YOUR GOAL: Copy every line from the material below that holds "this".

DATASET EXTRACT:
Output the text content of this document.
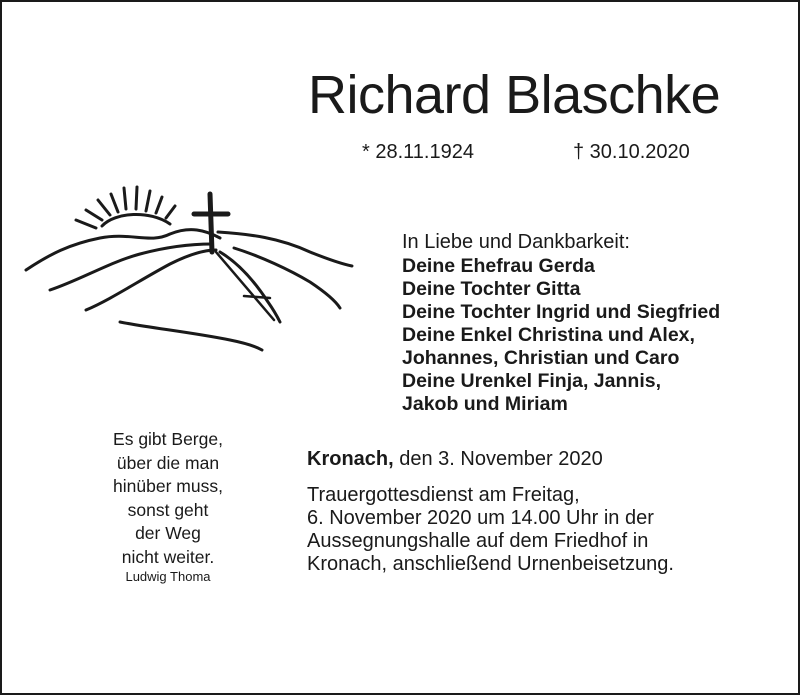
Richard Blaschke
* 28.11.1924	† 30.10.2020
In Liebe und Dankbarkeit:
Deine Ehefrau Gerda
Deine Tochter Gitta
Deine Tochter Ingrid und Siegfried
Deine Enkel Christina und Alex,
Johannes, Christian und Caro
Deine Urenkel Finja, Jannis,
Jakob und Miriam
Es gibt Berge,
über die man
hinüber muss,
sonst geht
der Weg
nicht weiter.
Ludwig Thoma
Kronach, den 3. November 2020
Trauergottesdienst am Freitag,
6. November 2020 um 14.00 Uhr in der
Aussegnungshalle auf dem Friedhof in
Kronach, anschließend Urnenbeisetzung.
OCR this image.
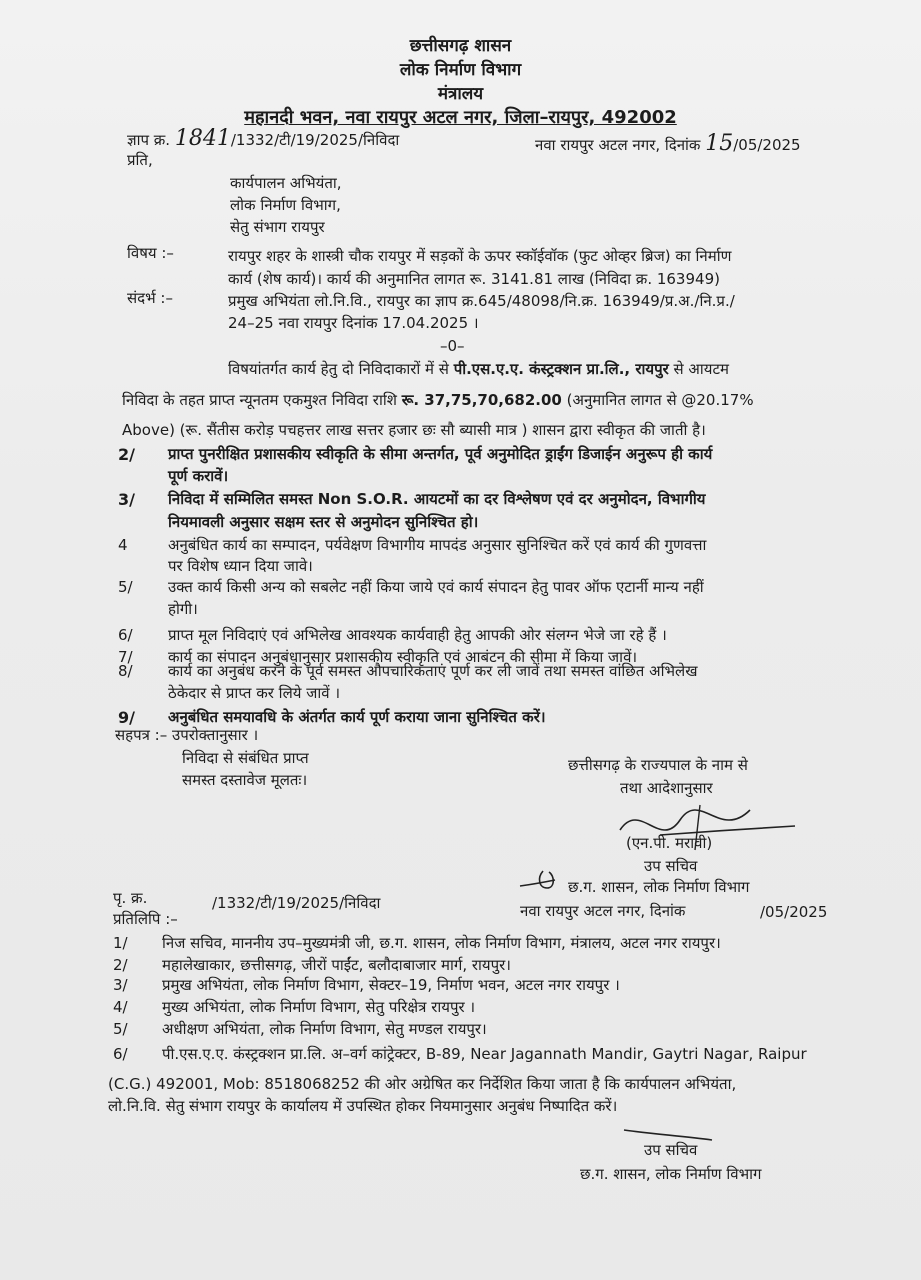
छत्तीसगढ़ शासन
लोक निर्माण विभाग
मंत्रालय
महानदी भवन, नवा रायपुर अटल नगर, जिला–रायपुर, 492002
ज्ञाप क्र. 1841/1332/टी/19/2025/निविदा	नवा रायपुर अटल नगर, दिनांक 15/05/2025
प्रति,
कार्यपालन अभियंता,
लोक निर्माण विभाग,
सेतु संभाग रायपुर
विषय :–	रायपुर शहर के शास्त्री चौक रायपुर में सड़कों के ऊपर स्कॉईवॉक (फुट ओव्हर ब्रिज) का निर्माण
कार्य (शेष कार्य)। कार्य की अनुमानित लागत रू. 3141.81 लाख (निविदा क्र. 163949)
संदर्भ :–	प्रमुख अभियंता लो.नि.वि., रायपुर का ज्ञाप क्र.645/48098/नि.क्र. 163949/प्र.अ./नि.प्र./
24–25 नवा रायपुर दिनांक 17.04.2025 ।
–0–
विषयांतर्गत कार्य हेतु दो निविदाकारों में से पी.एस.ए.ए. कंस्ट्रक्शन प्रा.लि., रायपुर से आयटम
निविदा के तहत प्राप्त न्यूनतम एकमुश्त निविदा राशि रू. 37,75,70,682.00 (अनुमानित लागत से @20.17%
Above) (रू. सैंतीस करोड़ पचहत्तर लाख सत्तर हजार छः सौ ब्यासी मात्र ) शासन द्वारा स्वीकृत की जाती है।
2/ प्राप्त पुनरीक्षित प्रशासकीय स्वीकृति के सीमा अन्तर्गत, पूर्व अनुमोदित ड्राईंग डिजाईन अनुरूप ही कार्य
पूर्ण करावें।
3/ निविदा में सम्मिलित समस्त Non S.O.R. आयटमों का दर विश्लेषण एवं दर अनुमोदन, विभागीय
नियमावली अनुसार सक्षम स्तर से अनुमोदन सुनिश्चित हो।
4	अनुबंधित कार्य का सम्पादन, पर्यवेक्षण विभागीय मापदंड अनुसार सुनिश्चित करें एवं कार्य की गुणवत्ता
पर विशेष ध्यान दिया जावे।
5/ उक्त कार्य किसी अन्य को सबलेट नहीं किया जाये एवं कार्य संपादन हेतु पावर ऑफ एटार्नी मान्य नहीं
होगी।
6/ प्राप्त मूल निविदाएं एवं अभिलेख आवश्यक कार्यवाही हेतु आपकी ओर संलग्न भेजे जा रहे हैं ।
7/ कार्य का संपादन अनुबंधानुसार प्रशासकीय स्वीकृति एवं आबंटन की सीमा में किया जावें।
8/ कार्य का अनुबंध करने के पूर्व समस्त औपचारिकताएं पूर्ण कर ली जावें तथा समस्त वांछित अभिलेख
ठेकेदार से प्राप्त कर लिये जावें ।
9/ अनुबंधित समयावधि के अंतर्गत कार्य पूर्ण कराया जाना सुनिश्चित करें।
सहपत्र :– उपरोक्तानुसार ।
निविदा से संबंधित प्राप्त
समस्त दस्तावेज मूलतः।
छत्तीसगढ़ के राज्यपाल के नाम से
तथा आदेशानुसार
(एन.पी. मरावी)
उप सचिव
छ.ग. शासन, लोक निर्माण विभाग
पृ. क्र.	/1332/टी/19/2025/निविदा	नवा रायपुर अटल नगर, दिनांक	/05/2025
प्रतिलिपि :–
1/ निज सचिव, माननीय उप–मुख्यमंत्री जी, छ.ग. शासन, लोक निर्माण विभाग, मंत्रालय, अटल नगर रायपुर।
2/ महालेखाकार, छत्तीसगढ़, जीरों पाईंट, बलौदाबाजार मार्ग, रायपुर।
3/ प्रमुख अभियंता, लोक निर्माण विभाग, सेक्टर–19, निर्माण भवन, अटल नगर रायपुर ।
4/ मुख्य अभियंता, लोक निर्माण विभाग, सेतु परिक्षेत्र रायपुर ।
5/ अधीक्षण अभियंता, लोक निर्माण विभाग, सेतु मण्डल रायपुर।
6/ पी.एस.ए.ए. कंस्ट्रक्शन प्रा.लि. अ–वर्ग कांट्रेक्टर, B-89, Near Jagannath Mandir, Gaytri Nagar, Raipur
(C.G.) 492001, Mob: 8518068252 की ओर अग्रेषित कर निर्देशित किया जाता है कि कार्यपालन अभियंता,
लो.नि.वि. सेतु संभाग रायपुर के कार्यालय में उपस्थित होकर नियमानुसार अनुबंध निष्पादित करें।
उप सचिव
छ.ग. शासन, लोक निर्माण विभाग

SOLUTION TO THE EXERCISE:
Output the text content of this document.
OCR this image.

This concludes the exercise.